Dataset entries:

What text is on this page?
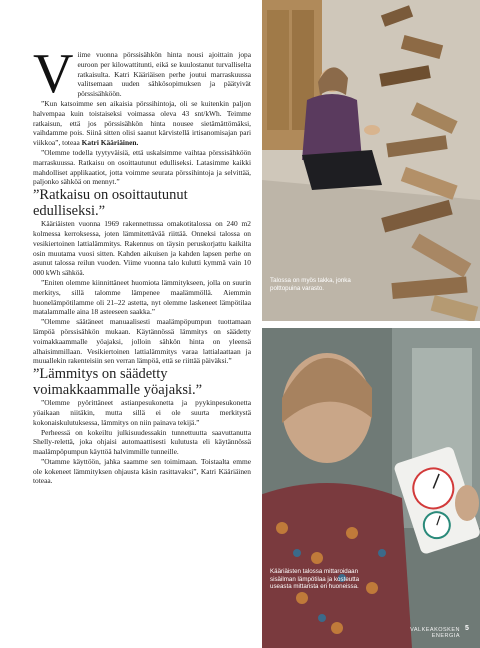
Viime vuonna pörssisähkön hinta nousi ajoittain jopa euroon per kilowattitunti, eikä se kuulostanut turvalliselta ratkaisulta. Katri Kääriäisen perhe joutui marraskuussa valitsemaan uuden sähkösopimuksen ja päätyivät pörssisähköön.

”Kun katsoimme sen aikaisia pörssihintoja, oli se kuitenkin paljon halvempaa kuin toistaiseksi voimassa oleva 43 snt/kWh. Teimme ratkaisun, että jos pörssisähkön hinta nousee sietämättömäksi, vaihdamme pois. Siinä sitten olisi saanut kärvistellä irtisanomisajan pari viikkoa”, toteaa Katri Kääriäinen.

”Olemme todella tyytyväisiä, että uskalsimme vaihtaa pörssisähköön marraskuussa. Ratkaisu on osoittautunut edulliseksi. Latasimme kaikki mahdolliset applikaatiot, jotta voimme seurata pörssihintoja ja selvittää, paljonko sähköä on mennyt.”

”Ratkaisu on osoittautunut edulliseksi.”

Kääriäisten vuonna 1969 rakennettussa omakotitalossa on 240 m2 kolmessa kerroksessa, joten lämmitettävää riittää. Onneksi talossa on vesikiertoinen lattialämmitys. Rakennus on täysin peruskorjattu kaikilta osin muutama vuosi sitten. Kahden aikuisen ja kahden lapsen perhe on asunut talossa reilun vuoden. Viime vuonna talo kulutti kymmä vain 10 000 kWh sähköä.

”Eniten olemme kiinnittäneet huomiota lämmitykseen, jolla on suurin merkitys, sillä talomme lämpenee maalämmöllä. Aiemmin huonelämpötilamme oli 21–22 astetta, nyt olemme laskeneet lämpötilaa matalammalle aina 18 asteeseen saakka.”

”Olemme säätäneet manuaalisesti maalämpöpumpun tuottamaan lämpöä pörssisähkön mukaan. Käytännössä lämmitys on säädetty voimakkaammalle yöajaksi, jolloin sähkön hinta on yleensä alhaisimmillaan. Vesikiertoinen lattialämmitys varaa lattialaattaan ja muuallekin rakenteisiin sen verran lämpöä, että se riittää päiväksi.”

”Lämmitys on säädetty voimakkaammalle yöajaksi.”

”Olemme pyörittäneet astianpesukonetta ja pyykinpesukonetta yöaikaan niitäkin, mutta sillä ei ole suurta merkitystä kokonaiskulutuksessa, lämmitys on niin painava tekijä.”

Perheessä on kokeiltu julkisuudessakin tunnettuutta saavuttanutta Shelly-relettä, joka ohjaisi automaattisesti kulutusta eli käytännössä maalämpöpumpun käyttöä halvimmille tunneille.

”Otamme käyttöön, jahka saamme sen toimimaan. Toistaalta emme ole kokeneet lämmityksen ohjausta käsin rasittavaksi”, Katri Kääriäinen toteaa.

Talossa on myös takka, jonka polttopuina varasto.
Kääriäisten talossa mittaroidaan sisäilman lämpötilaa ja kosteutta useasta mittarista eri huoneissa.
VALKEAKOSKEN ENERGIA
5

## Direction:
Every record is to be reproduced exactly, with no pictures included.

## Full solution:
What text is on this page?
Viime vuonna pörssisähkön hinta nousi ajoittain jopa euroon per kilowattitunti, eikä se kuulostanut turvalliselta ratkaisulta. Katri Kääriäisen perhe joutui marraskuussa valitsemaan uuden sähkösopimuksen ja päätyivät pörssisähköön.

”Kun katsoimme sen aikaisia pörssihintoja, oli se kuitenkin paljon halvempaa kuin toistaiseksi voimassa oleva 43 snt/kWh. Teimme ratkaisun, että jos pörssisähkön hinta nousee sietämättömäksi, vaihdamme pois. Siinä sitten olisi saanut kärvistellä irtisanomisajan pari viikkoa”, toteaa Katri Kääriäinen.

”Olemme todella tyytyväisiä, että uskalsimme vaihtaa pörssisähköön marraskuussa. Ratkaisu on osoittautunut edulliseksi. Latasimme kaikki mahdolliset applikaatiot, jotta voimme seurata pörssihintoja ja selvittää, paljonko sähköä on mennyt.”

”Ratkaisu on osoittautunut edulliseksi.”

Kääriäisten vuonna 1969 rakennettussa omakotitalossa on 240 m2 kolmessa kerroksessa, joten lämmitettävää riittää. Onneksi talossa on vesikiertoinen lattialämmitys. Rakennus on täysin peruskorjattu kaikilta osin muutama vuosi sitten. Kahden aikuisen ja kahden lapsen perhe on asunut talossa reilun vuoden. Viime vuonna talo kulutti kymmä vain 10 000 kWh sähköä.

”Eniten olemme kiinnittäneet huomiota lämmitykseen, jolla on suurin merkitys, sillä talomme lämpenee maalämmöllä. Aiemmin huonelämpötilamme oli 21–22 astetta, nyt olemme laskeneet lämpötilaa matalammalle aina 18 asteeseen saakka.”

”Olemme säätäneet manuaalisesti maalämpöpumpun tuottamaan lämpöä pörssisähkön mukaan. Käytännössä lämmitys on säädetty voimakkaammalle yöajaksi, jolloin sähkön hinta on yleensä alhaisimmillaan. Vesikiertoinen lattialämmitys varaa lattialaattaan ja muuallekin rakenteisiin sen verran lämpöä, että se riittää päiväksi.”

”Lämmitys on säädetty voimakkaammalle yöajaksi.”

”Olemme pyörittäneet astianpesukonetta ja pyykinpesukonetta yöaikaan niitäkin, mutta sillä ei ole suurta merkitystä kokonaiskulutuksessa, lämmitys on niin painava tekijä.”

Perheessä on kokeiltu julkisuudessakin tunnettuutta saavuttanutta Shelly-relettä, joka ohjaisi automaattisesti kulutusta eli käytännössä maalämpöpumpun käyttöä halvimmille tunneille.

”Otamme käyttöön, jahka saamme sen toimimaan. Toistaalta emme ole kokeneet lämmityksen ohjausta käsin rasittavaksi”, Katri Kääriäinen toteaa.

Talossa on myös takka, jonka polttopuina varasto.
Kääriäisten talossa mittaroidaan sisäilman lämpötilaa ja kosteutta useasta mittarista eri huoneissa.
VALKEAKOSKEN ENERGIA
5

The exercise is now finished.